(Collection entries)
☆ ☆ ☆

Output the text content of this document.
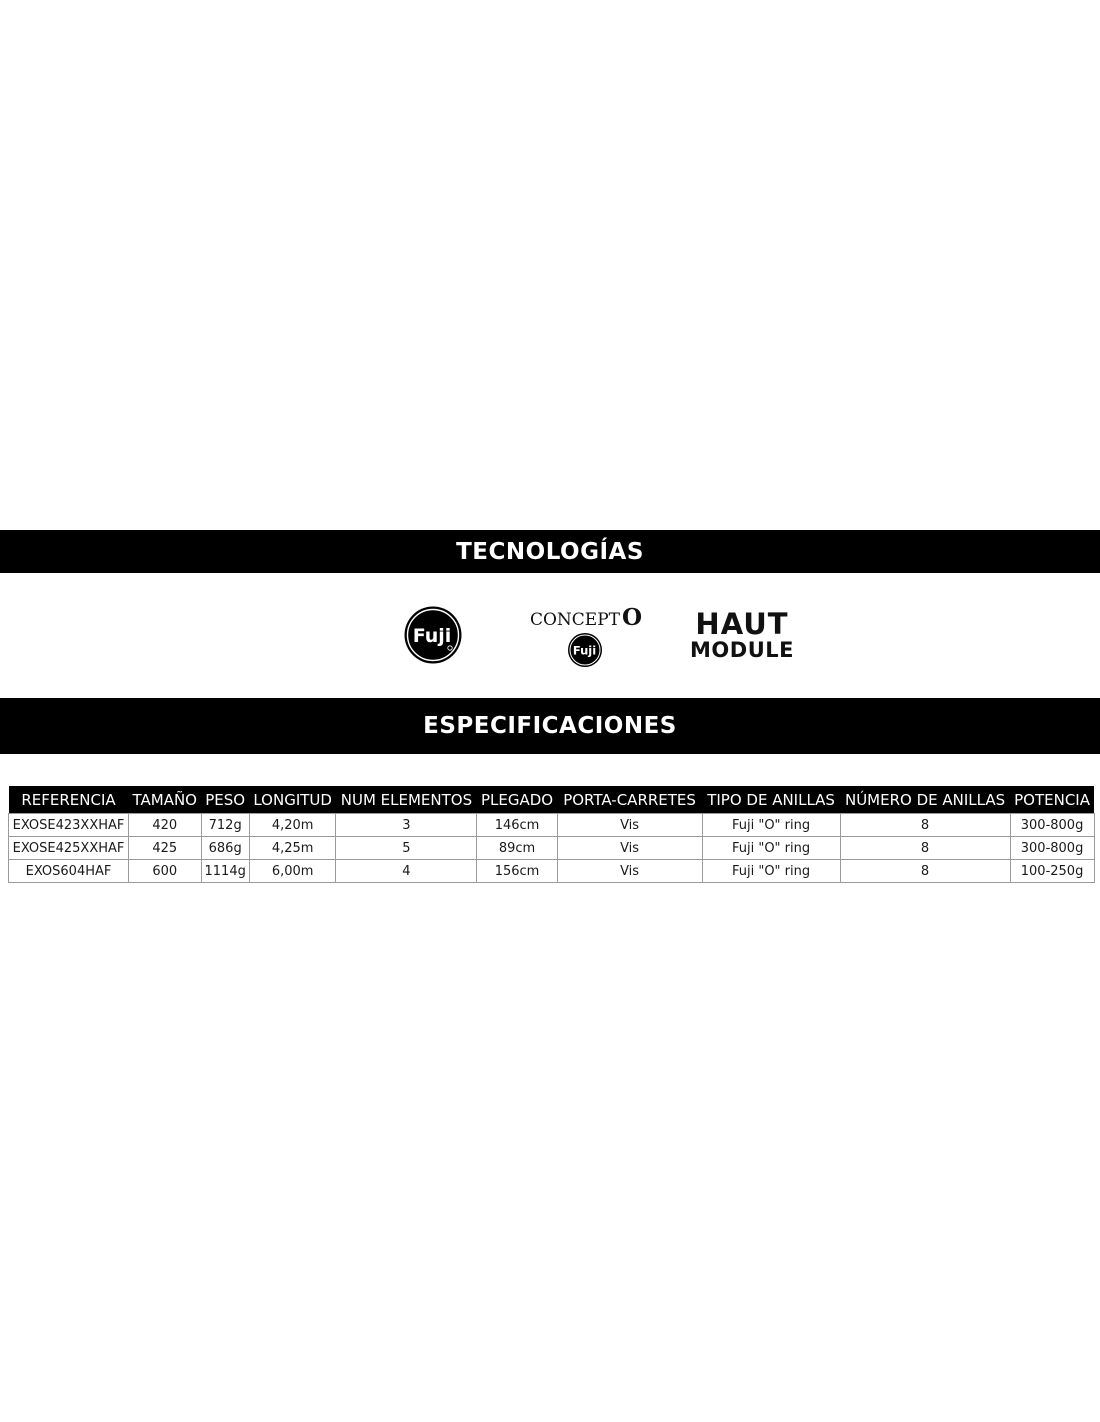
TECNOLOGÍAS
Fuji
CONCEPTO
Fuji
HAUT
MODULE
ESPECIFICACIONES
REFERENCIA	TAMAÑO	PESO	LONGITUD	NUM ELEMENTOS	PLEGADO	PORTA-CARRETES	TIPO DE ANILLAS	NÚMERO DE ANILLAS	POTENCIA
EXOSE423XXHAF	420	712g	4,20m	3	146cm	Vis	Fuji "O" ring	8	300-800g
EXOSE425XXHAF	425	686g	4,25m	5	89cm	Vis	Fuji "O" ring	8	300-800g
EXOS604HAF	600	1114g	6,00m	4	156cm	Vis	Fuji "O" ring	8	100-250g
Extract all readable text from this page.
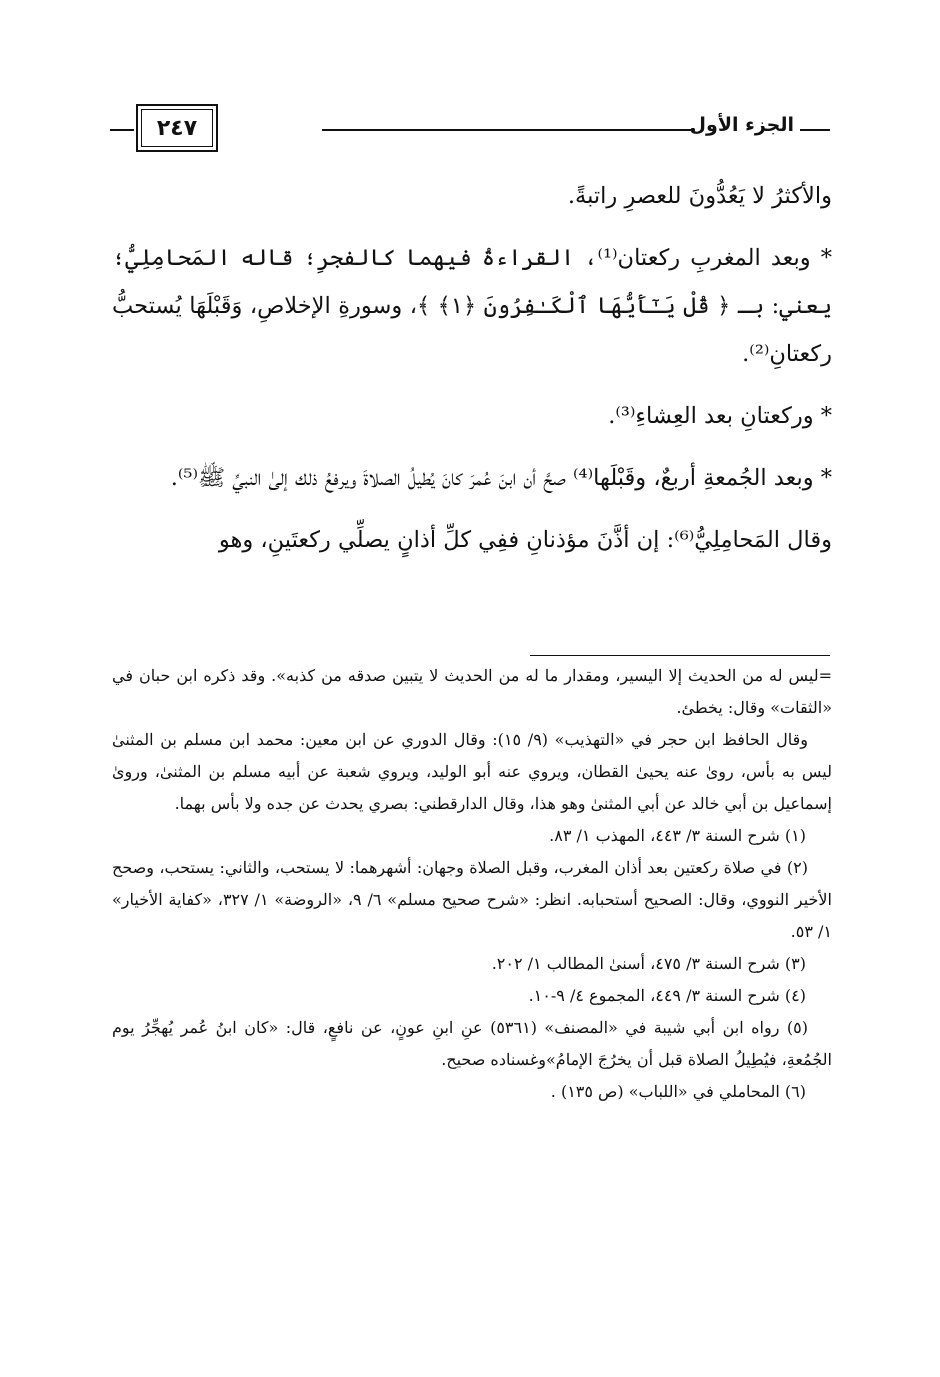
الجزء الأول
٢٤٧

والأكثرُ لا يَعُدُّونَ للعصرِ راتبةً.

* وبعد المغربِ ركعتان⁽¹⁾، القراءةُ فيهما كالفجرِ؛ قاله المَحامِلِيُّ؛ يعني: بـ ﴿ قُلْ يَـٰٓأَيُّهَا ٱلْكَـٰفِرُونَ ﴿١﴾ ﴾، وسورةِ الإخلاصِ، وَقَبْلَهَا يُستحبُّ ركعتانِ⁽²⁾.

* وركعتانِ بعد العِشاءِ⁽³⁾.

* وبعد الجُمعةِ أربعٌ، وقَبْلَها⁽⁴⁾ صحَّ أن ابنَ عُمرَ كانَ يُطيلُ الصلاةَ ويرفعُ ذلك إلىٰ النبيِّ ﷺ⁽⁵⁾.

وقال المَحامِلِيُّ⁽⁶⁾: إن أذَّنَ مؤذنانِ ففِي كلِّ أذانٍ يصلِّي ركعتَينِ، وهو

=ليس له من الحديث إلا اليسير، ومقدار ما له من الحديث لا يتبين صدقه من كذبه». وقد ذكره ابن حبان في «الثقات» وقال: يخطئ.

وقال الحافظ ابن حجر في «التهذيب» (٩/ ١٥): وقال الدوري عن ابن معين: محمد ابن مسلم بن المثنىٰ ليس به بأس، روىٰ عنه يحيىٰ القطان، ويروي عنه أبو الوليد، ويروي شعبة عن أبيه مسلم بن المثنىٰ، وروىٰ إسماعيل بن أبي خالد عن أبي المثنىٰ وهو هذا، وقال الدارقطني: بصري يحدث عن جده ولا بأس بهما.

(١) شرح السنة ٣/ ٤٤٣، المهذب ١/ ٨٣.

(٢) في صلاة ركعتين بعد أذان المغرب، وقبل الصلاة وجهان: أشهرهما: لا يستحب، والثاني: يستحب، وصحح الأخير النووي، وقال: الصحيح أستحبابه. انظر: «شرح صحيح مسلم» ٦/ ٩، «الروضة» ١/ ٣٢٧، «كفاية الأخيار» ١/ ٥٣.

(٣) شرح السنة ٣/ ٤٧٥، أسنىٰ المطالب ١/ ٢٠٢.

(٤) شرح السنة ٣/ ٤٤٩، المجموع ٤/ ٩-١٠.

(٥) رواه ابن أبي شيبة في «المصنف» (٥٣٦١) عنِ ابنِ عونٍ، عن نافعٍ، قال: «كان ابنُ عُمر يُهجِّرُ يوم الجُمُعةِ، فيُطِيلُ الصلاة قبل أن يخرُجَ الإمامُ»وغسناده صحيح.

(٦) المحاملي في «اللباب» (ص ١٣٥) .
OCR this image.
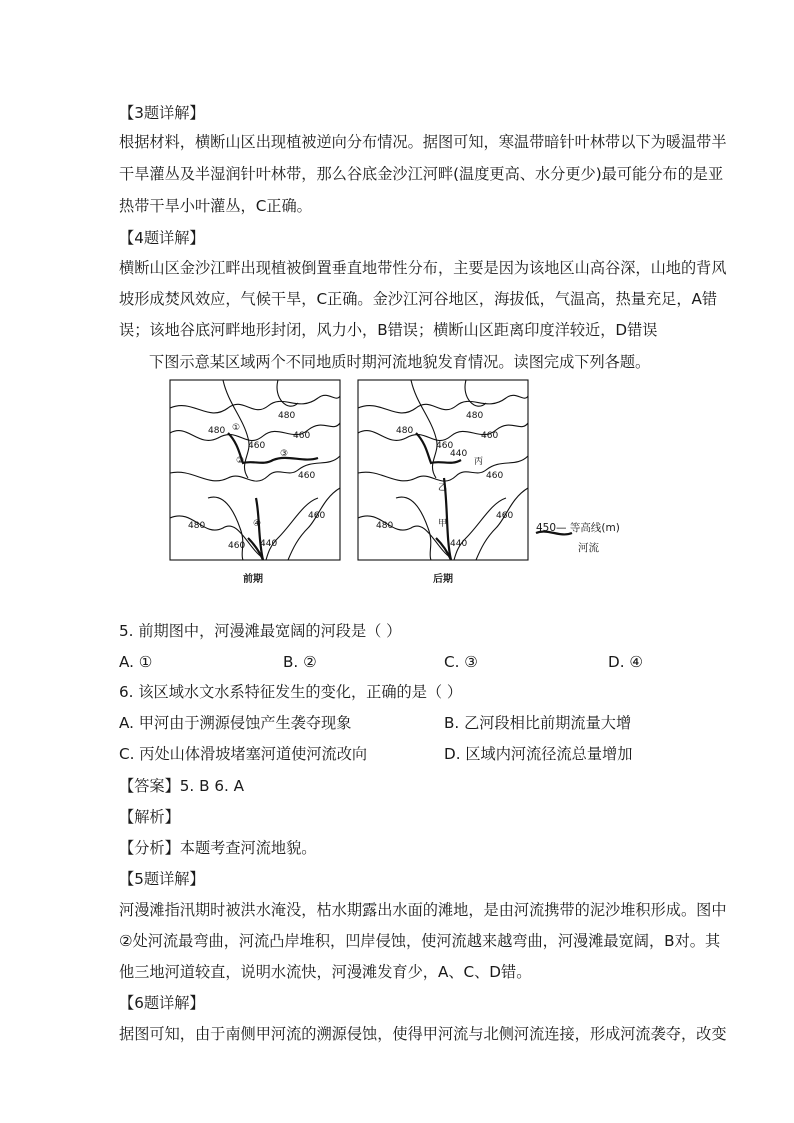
【3题详解】
根据材料，横断山区出现植被逆向分布情况。据图可知，寒温带暗针叶林带以下为暖温带半
干旱灌丛及半湿润针叶林带，那么谷底金沙江河畔(温度更高、水分更少)最可能分布的是亚
热带干旱小叶灌丛，C正确。
【4题详解】
横断山区金沙江畔出现植被倒置垂直地带性分布，主要是因为该地区山高谷深，山地的背风
坡形成焚风效应，气候干旱，C正确。金沙江河谷地区，海拔低，气温高，热量充足，A错
误；该地谷底河畔地形封闭，风力小，B错误；横断山区距离印度洋较近，D错误
下图示意某区域两个不同地质时期河流地貌发育情况。读图完成下列各题。
480
460
480
460
480
460
460
440
460
①
②
③
④
480
460
480
440
460
480
460
460
440
丙
乙
甲
前期	后期
450— 等高线(m)
河流
5. 前期图中，河漫滩最宽阔的河段是（ ）
A. ①	B. ②	C. ③	D. ④
6. 该区域水文水系特征发生的变化，正确的是（ ）
A. 甲河由于溯源侵蚀产生袭夺现象	B. 乙河段相比前期流量大增
C. 丙处山体滑坡堵塞河道使河流改向	D. 区域内河流径流总量增加
【答案】5. B 6. A
【解析】
【分析】本题考查河流地貌。
【5题详解】
河漫滩指汛期时被洪水淹没，枯水期露出水面的滩地，是由河流携带的泥沙堆积形成。图中
②处河流最弯曲，河流凸岸堆积，凹岸侵蚀，使河流越来越弯曲，河漫滩最宽阔，B对。其
他三地河道较直，说明水流快，河漫滩发育少，A、C、D错。
【6题详解】
据图可知，由于南侧甲河流的溯源侵蚀，使得甲河流与北侧河流连接，形成河流袭夺，改变
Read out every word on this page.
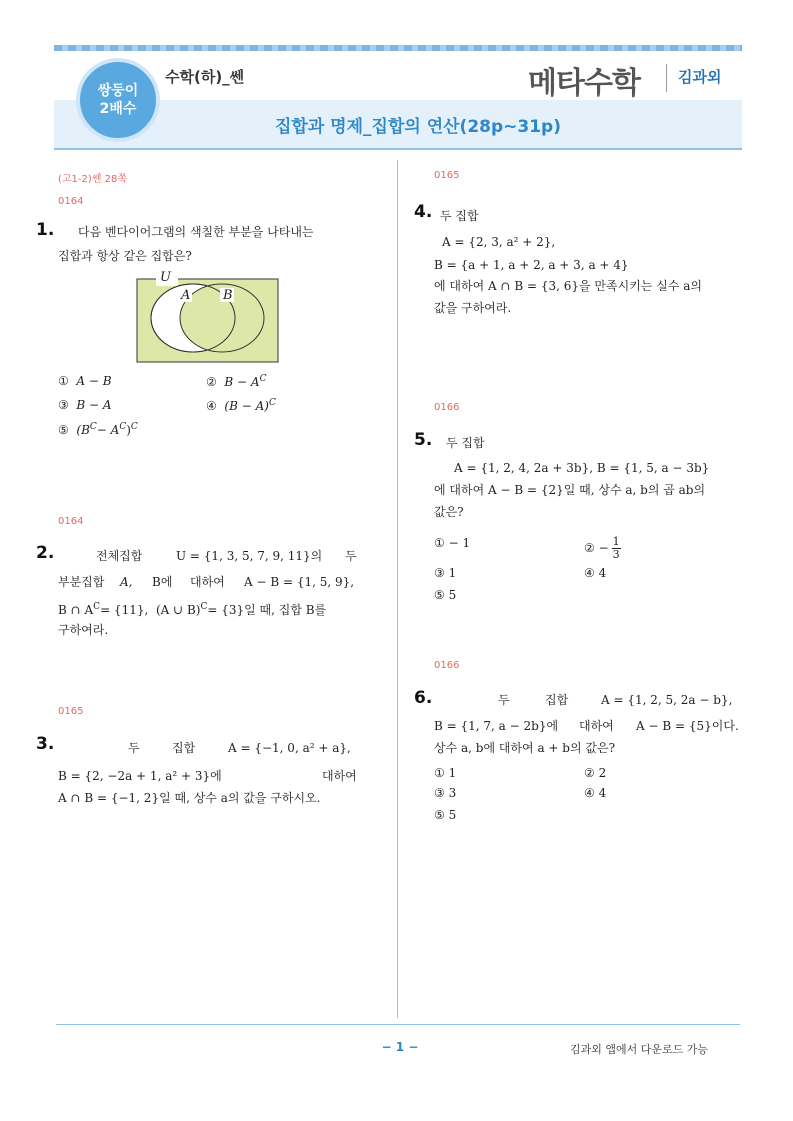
쌍둥이
2배수
수학(하)_쎈	메타수학	김과외
집합과 명제_집합의 연산(28p~31p)
(고1-2)쎈 28쪽
0164
1. 다음 벤다이어그램의 색칠한 부분을 나타내는
집합과 항상 같은 집합은?
U
A	B
① A − B	② $B - A^C$
③ B − A	④ $(B - A)^C$
⑤ $(B^C- A^C)^C$
0164
2.	전체집합	U = {1, 3, 5, 7, 9, 11}의 두
부분집합 A, B에 대하여 A − B = {1, 5, 9},
B ∩ $A^C= \{11\}$, (A ∪ B)$^C$= {3}일 때, 집합 B를
구하여라.
0165
3.	두	집합	A = {−1, 0, a² + a},
B = {2, −2a + 1, a² + 3}에	대하여
A ∩ B = {−1, 2}일 때, 상수 a의 값을 구하시오.
0165
4. 두 집합
A = {2, 3, a² + 2},
B = {a + 1, a + 2, a + 3, a + 4}
에 대하여 A ∩ B = {3, 6}을 만족시키는 실수 a의
값을 구하여라.
0166
5. 두 집합
A = {1, 2, 4, 2a + 3b}, B = {1, 5, a − 3b}
에 대하여 A − B = {2}일 때, 상수 a, b의 곱 ab의
값은?
① − 1	② − $\frac{1}{3}$
③ 1	④ 4
⑤ 5
0166
6.	두	집합	A = {1, 2, 5, 2a − b},
B = {1, 7, a − 2b}에 대하여 A − B = {5}이다.
상수 a, b에 대하여 a + b의 값은?
① 1	② 2
③ 3	④ 4
⑤ 5
− 1 −	김과외 앱에서 다운로드 가능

☆ ☆ ☆

Find the lines with the string "Fuji" and reproduce them.

Fuji
Fuji
EXOSE423XXHAF	420	712g	4,20m	3	146cm	Vis	Fuji "O" ring	8	300-800g
EXOSE425XXHAF	425	686g	4,25m	5	89cm	Vis	Fuji "O" ring	8	300-800g
EXOS604HAF	600	1114g	6,00m	4	156cm	Vis	Fuji "O" ring	8	100-250g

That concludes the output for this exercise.